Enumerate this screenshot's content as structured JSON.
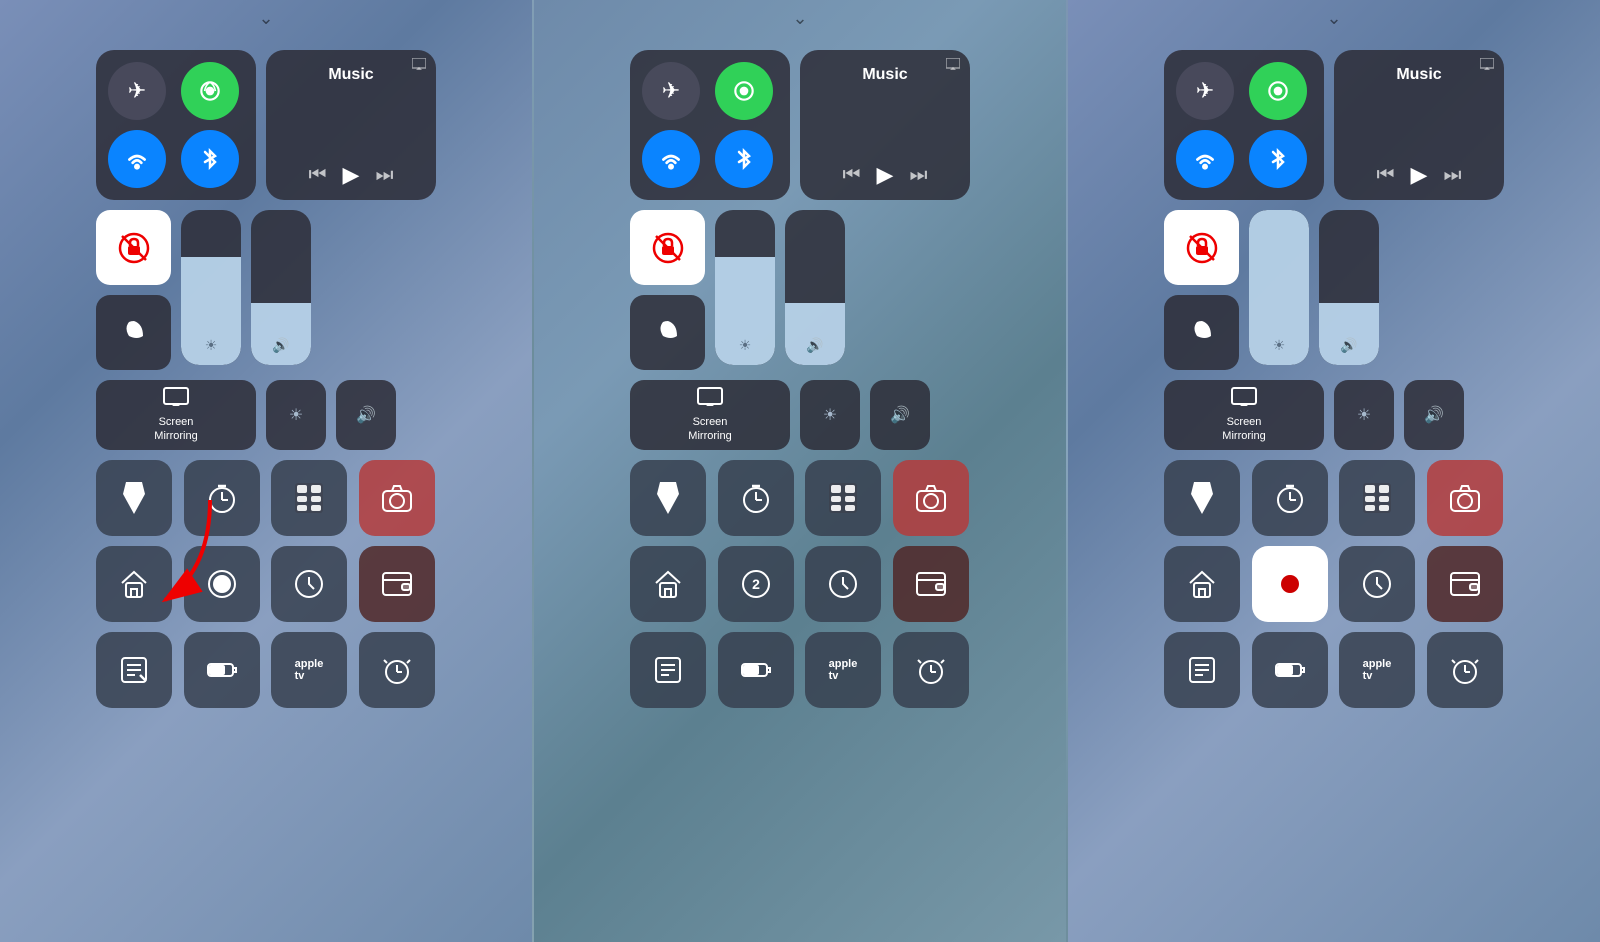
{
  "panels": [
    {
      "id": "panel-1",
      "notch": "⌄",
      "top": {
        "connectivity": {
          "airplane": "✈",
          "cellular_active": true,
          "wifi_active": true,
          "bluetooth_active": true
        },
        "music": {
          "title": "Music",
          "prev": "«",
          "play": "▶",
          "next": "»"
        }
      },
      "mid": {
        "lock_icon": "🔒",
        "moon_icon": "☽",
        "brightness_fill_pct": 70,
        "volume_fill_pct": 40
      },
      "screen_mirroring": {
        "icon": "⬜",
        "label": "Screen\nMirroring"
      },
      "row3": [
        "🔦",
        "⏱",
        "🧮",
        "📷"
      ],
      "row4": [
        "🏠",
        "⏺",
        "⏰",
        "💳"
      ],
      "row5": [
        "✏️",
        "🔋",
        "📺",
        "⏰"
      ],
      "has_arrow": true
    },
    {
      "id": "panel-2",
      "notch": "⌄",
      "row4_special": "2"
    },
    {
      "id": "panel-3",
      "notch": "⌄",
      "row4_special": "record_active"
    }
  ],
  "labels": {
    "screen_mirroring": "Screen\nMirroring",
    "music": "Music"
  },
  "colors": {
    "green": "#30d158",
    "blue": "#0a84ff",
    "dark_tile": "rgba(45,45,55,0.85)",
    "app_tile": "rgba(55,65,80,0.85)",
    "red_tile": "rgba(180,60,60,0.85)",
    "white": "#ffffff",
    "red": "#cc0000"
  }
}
---
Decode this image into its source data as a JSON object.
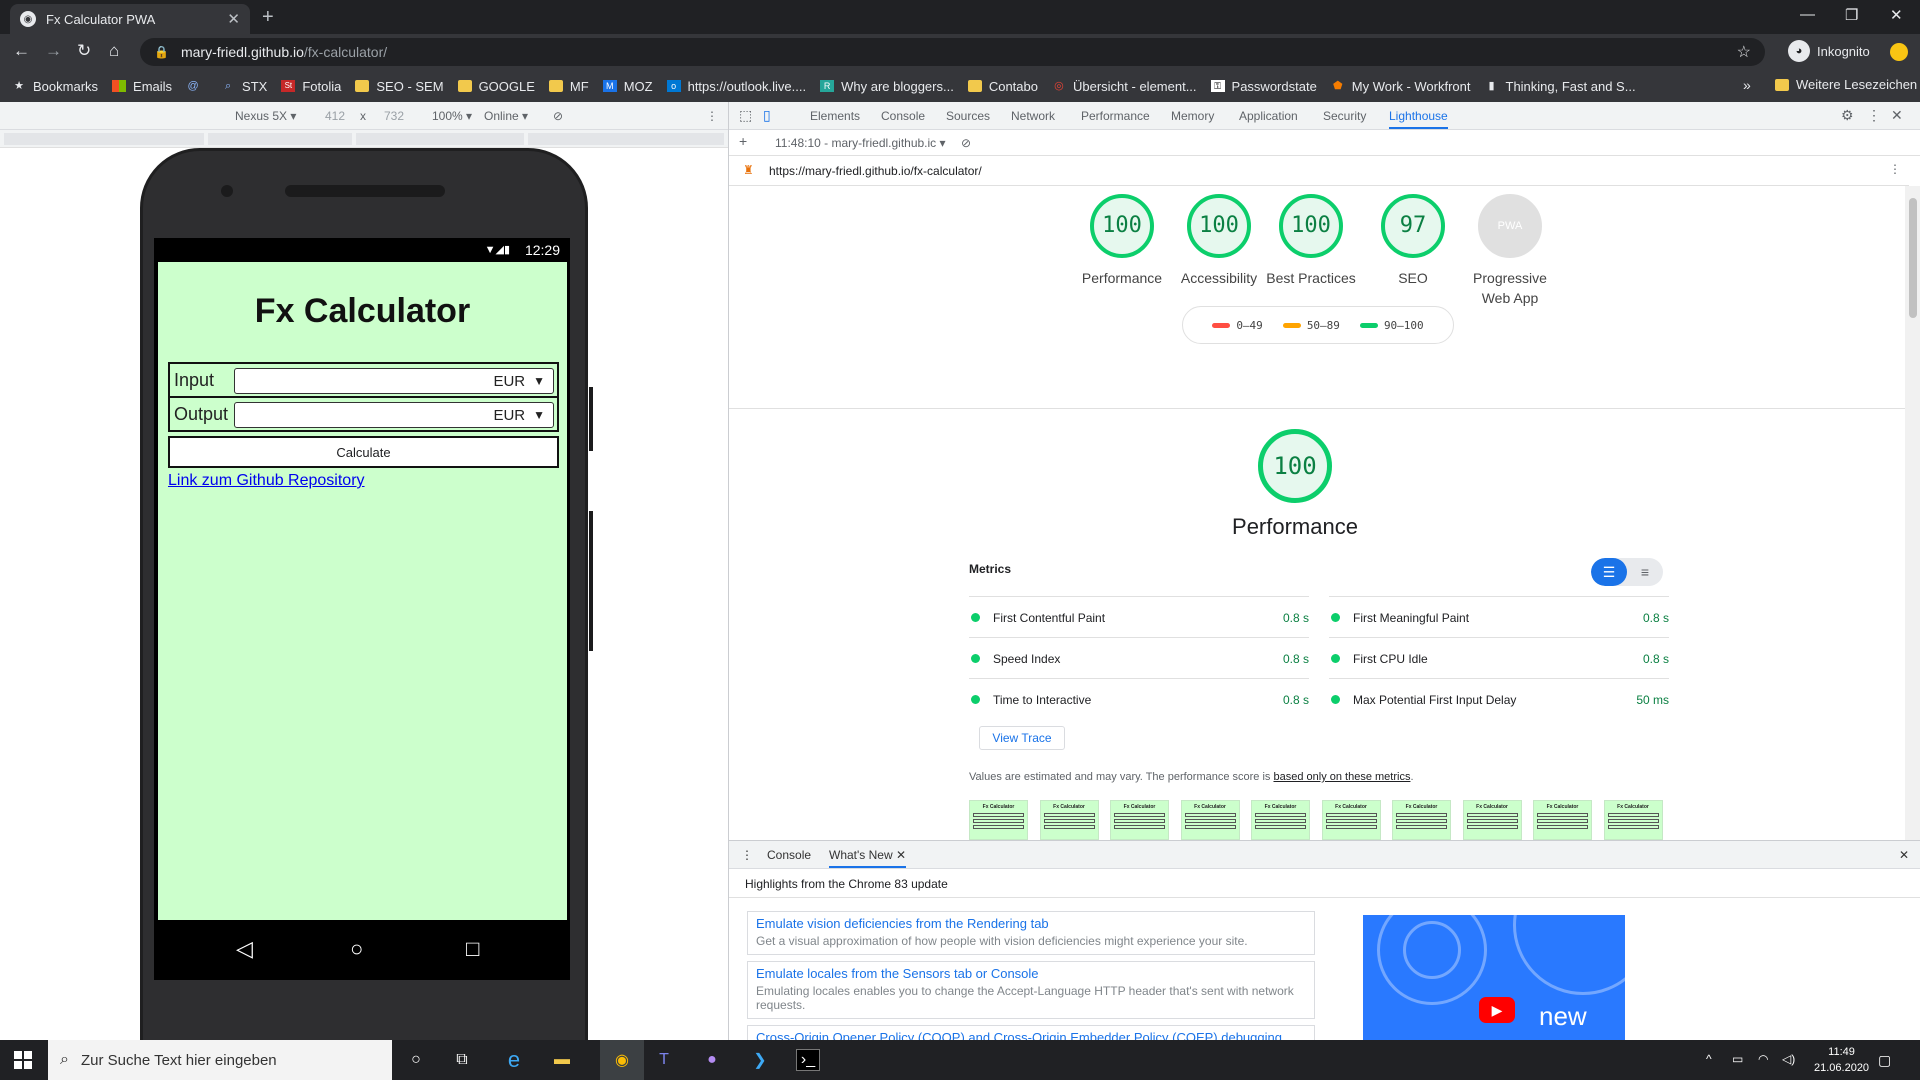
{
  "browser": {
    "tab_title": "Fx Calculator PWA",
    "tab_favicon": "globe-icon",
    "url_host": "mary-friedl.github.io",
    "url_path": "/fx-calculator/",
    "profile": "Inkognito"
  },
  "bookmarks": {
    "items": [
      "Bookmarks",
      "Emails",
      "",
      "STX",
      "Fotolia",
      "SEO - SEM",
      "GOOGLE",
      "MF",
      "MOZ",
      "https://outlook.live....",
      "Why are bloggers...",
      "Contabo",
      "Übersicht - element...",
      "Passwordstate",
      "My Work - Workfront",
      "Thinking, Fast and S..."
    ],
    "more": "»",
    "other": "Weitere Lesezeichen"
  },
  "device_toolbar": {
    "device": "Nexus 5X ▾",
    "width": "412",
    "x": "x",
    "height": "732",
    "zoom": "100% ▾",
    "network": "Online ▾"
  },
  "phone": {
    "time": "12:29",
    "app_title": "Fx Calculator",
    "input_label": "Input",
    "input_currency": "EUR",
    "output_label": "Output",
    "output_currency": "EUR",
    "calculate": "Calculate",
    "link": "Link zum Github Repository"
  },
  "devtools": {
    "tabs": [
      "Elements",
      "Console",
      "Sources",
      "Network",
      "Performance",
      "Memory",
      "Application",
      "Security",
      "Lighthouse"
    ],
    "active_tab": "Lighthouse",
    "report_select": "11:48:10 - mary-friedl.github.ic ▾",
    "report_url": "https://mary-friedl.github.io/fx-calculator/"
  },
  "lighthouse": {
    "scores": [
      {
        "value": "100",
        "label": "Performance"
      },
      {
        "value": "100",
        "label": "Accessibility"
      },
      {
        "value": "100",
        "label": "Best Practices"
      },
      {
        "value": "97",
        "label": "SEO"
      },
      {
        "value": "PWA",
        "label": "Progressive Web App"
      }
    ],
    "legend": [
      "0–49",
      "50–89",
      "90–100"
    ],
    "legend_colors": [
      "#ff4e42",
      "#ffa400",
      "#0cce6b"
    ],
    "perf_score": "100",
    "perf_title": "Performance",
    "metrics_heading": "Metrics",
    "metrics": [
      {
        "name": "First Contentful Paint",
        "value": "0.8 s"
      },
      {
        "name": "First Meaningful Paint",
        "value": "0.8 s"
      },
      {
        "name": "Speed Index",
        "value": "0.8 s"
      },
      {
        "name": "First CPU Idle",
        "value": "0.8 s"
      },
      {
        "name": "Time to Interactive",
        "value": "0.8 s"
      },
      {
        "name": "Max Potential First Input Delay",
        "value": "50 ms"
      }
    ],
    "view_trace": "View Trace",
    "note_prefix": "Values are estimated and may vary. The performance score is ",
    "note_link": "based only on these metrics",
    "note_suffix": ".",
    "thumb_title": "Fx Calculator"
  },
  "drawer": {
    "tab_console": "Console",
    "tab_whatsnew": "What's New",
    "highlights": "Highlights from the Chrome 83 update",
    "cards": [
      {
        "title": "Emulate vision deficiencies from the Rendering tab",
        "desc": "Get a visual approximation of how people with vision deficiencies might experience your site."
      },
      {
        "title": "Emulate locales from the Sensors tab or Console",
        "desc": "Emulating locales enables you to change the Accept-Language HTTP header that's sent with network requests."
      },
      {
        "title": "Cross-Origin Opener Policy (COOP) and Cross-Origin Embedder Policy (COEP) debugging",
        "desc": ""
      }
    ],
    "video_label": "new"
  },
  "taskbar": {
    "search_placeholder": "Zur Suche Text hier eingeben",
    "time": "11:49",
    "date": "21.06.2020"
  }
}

▶ [To do]:
Which lines hold the word "mary"? Show each one.

▶ [Solution for this task]:
    "url_host": "mary-friedl.github.io",
    "report_select": "11:48:10 - mary-friedl.github.ic ▾",
    "report_url": "https://mary-friedl.github.io/fx-calculator/"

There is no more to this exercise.